* **Given task**: Faithfully return all lines, omitting every embedded picture.

[Records from a data collection]
■ ■ ■

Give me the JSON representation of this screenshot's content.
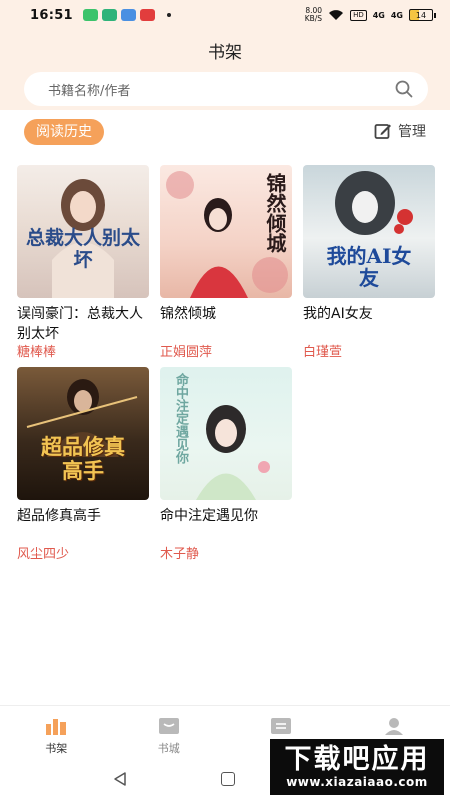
{
  "status_bar": {
    "time": "16:51",
    "net_speed_value": "8.00",
    "net_speed_unit": "KB/S",
    "hd_label": "HD",
    "signal1": "4G",
    "signal2": "4G",
    "battery": "14"
  },
  "header": {
    "title": "书架",
    "search_placeholder": "书籍名称/作者"
  },
  "section": {
    "history_label": "阅读历史",
    "manage_label": "管理"
  },
  "books": [
    {
      "title": "误闯豪门：总裁大人别太坏",
      "author": "糖棒棒",
      "cover_text": "总裁大人别太坏"
    },
    {
      "title": "锦然倾城",
      "author": "正娟圆萍",
      "cover_text": "锦然倾城"
    },
    {
      "title": "我的AI女友",
      "author": "白瑾萱",
      "cover_text": "我的AI女友"
    },
    {
      "title": "超品修真高手",
      "author": "风尘四少",
      "cover_text": "超品修真高手"
    },
    {
      "title": "命中注定遇见你",
      "author": "木子静",
      "cover_text": "命中注定遇见你"
    }
  ],
  "nav": {
    "items": [
      {
        "label": "书架",
        "icon": "bookshelf-icon",
        "active": true
      },
      {
        "label": "书城",
        "icon": "bookstore-icon",
        "active": false
      },
      {
        "label": "",
        "icon": "list-icon",
        "active": false
      },
      {
        "label": "",
        "icon": "profile-icon",
        "active": false
      }
    ]
  },
  "watermark": {
    "line1": "下载吧应用",
    "line2": "www.xiazaiaao.com"
  },
  "colors": {
    "header_bg": "#fdf0e6",
    "accent": "#f5a15a",
    "author": "#e05a4e"
  }
}
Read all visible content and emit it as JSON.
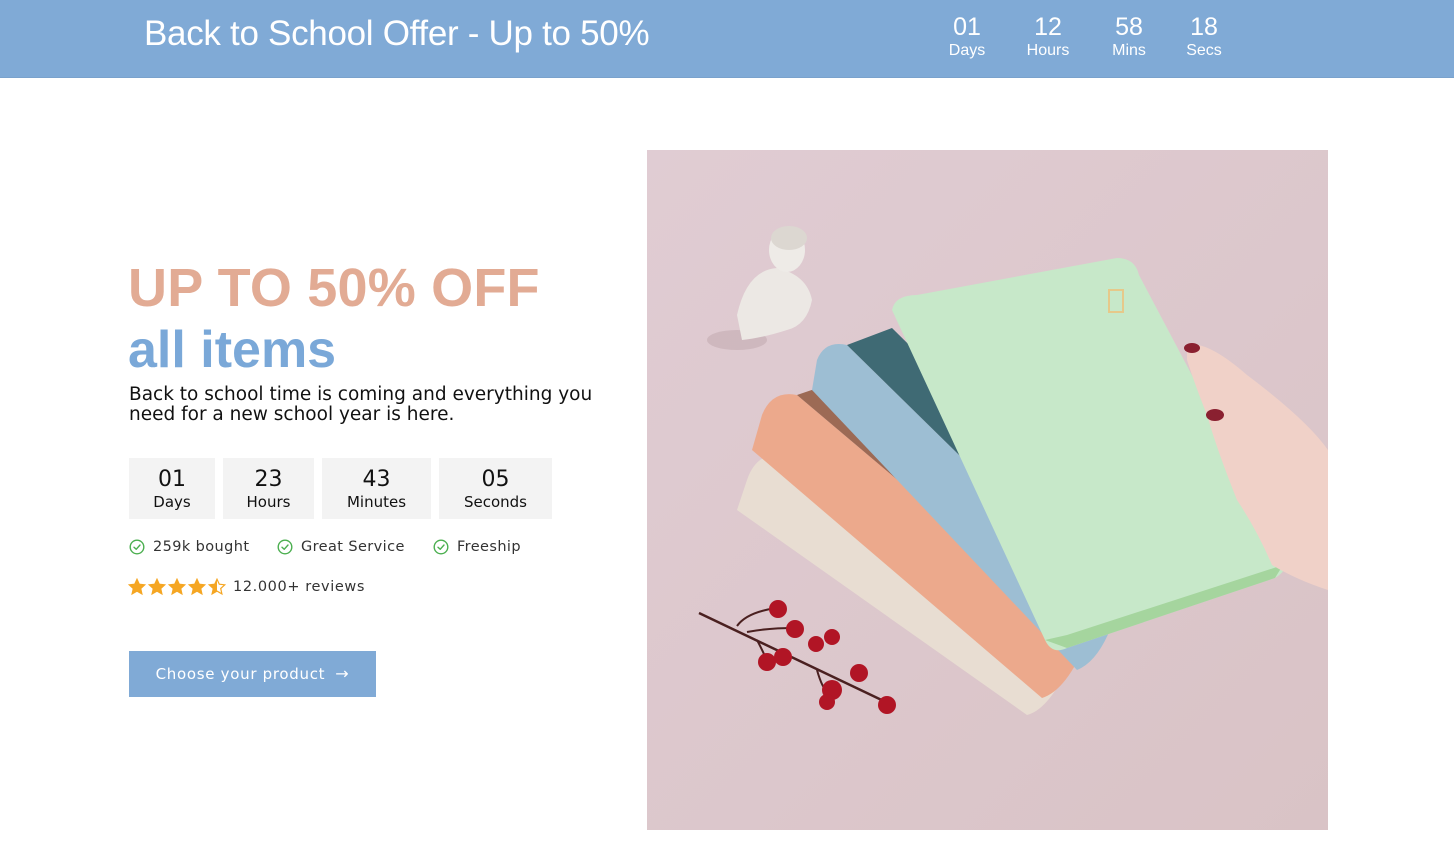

■ ■ ■

* **Answer to this problem**:
Give me the JSON representation of this screenshot's content.
{
  "status_bar": {
    "time": "16:51",
    "net_speed_value": "8.00",
    "net_speed_unit": "KB/S",
    "hd_label": "HD",
    "signal1": "4G",
    "signal2": "4G",
    "battery": "14"
  },
  "header": {
    "title": "书架",
    "search_placeholder": "书籍名称/作者"
  },
  "section": {
    "history_label": "阅读历史",
    "manage_label": "管理"
  },
  "books": [
    {
      "title": "误闯豪门：总裁大人别太坏",
      "author": "糖棒棒",
      "cover_text": "总裁大人别太坏"
    },
    {
      "title": "锦然倾城",
      "author": "正娟圆萍",
      "cover_text": "锦然倾城"
    },
    {
      "title": "我的AI女友",
      "author": "白瑾萱",
      "cover_text": "我的AI女友"
    },
    {
      "title": "超品修真高手",
      "author": "风尘四少",
      "cover_text": "超品修真高手"
    },
    {
      "title": "命中注定遇见你",
      "author": "木子静",
      "cover_text": "命中注定遇见你"
    }
  ],
  "nav": {
    "items": [
      {
        "label": "书架",
        "icon": "bookshelf-icon",
        "active": true
      },
      {
        "label": "书城",
        "icon": "bookstore-icon",
        "active": false
      },
      {
        "label": "",
        "icon": "list-icon",
        "active": false
      },
      {
        "label": "",
        "icon": "profile-icon",
        "active": false
      }
    ]
  },
  "watermark": {
    "line1": "下载吧应用",
    "line2": "www.xiazaiaao.com"
  },
  "colors": {
    "header_bg": "#fdf0e6",
    "accent": "#f5a15a",
    "author": "#e05a4e"
  }
}
Read all visible content and emit it as JSON.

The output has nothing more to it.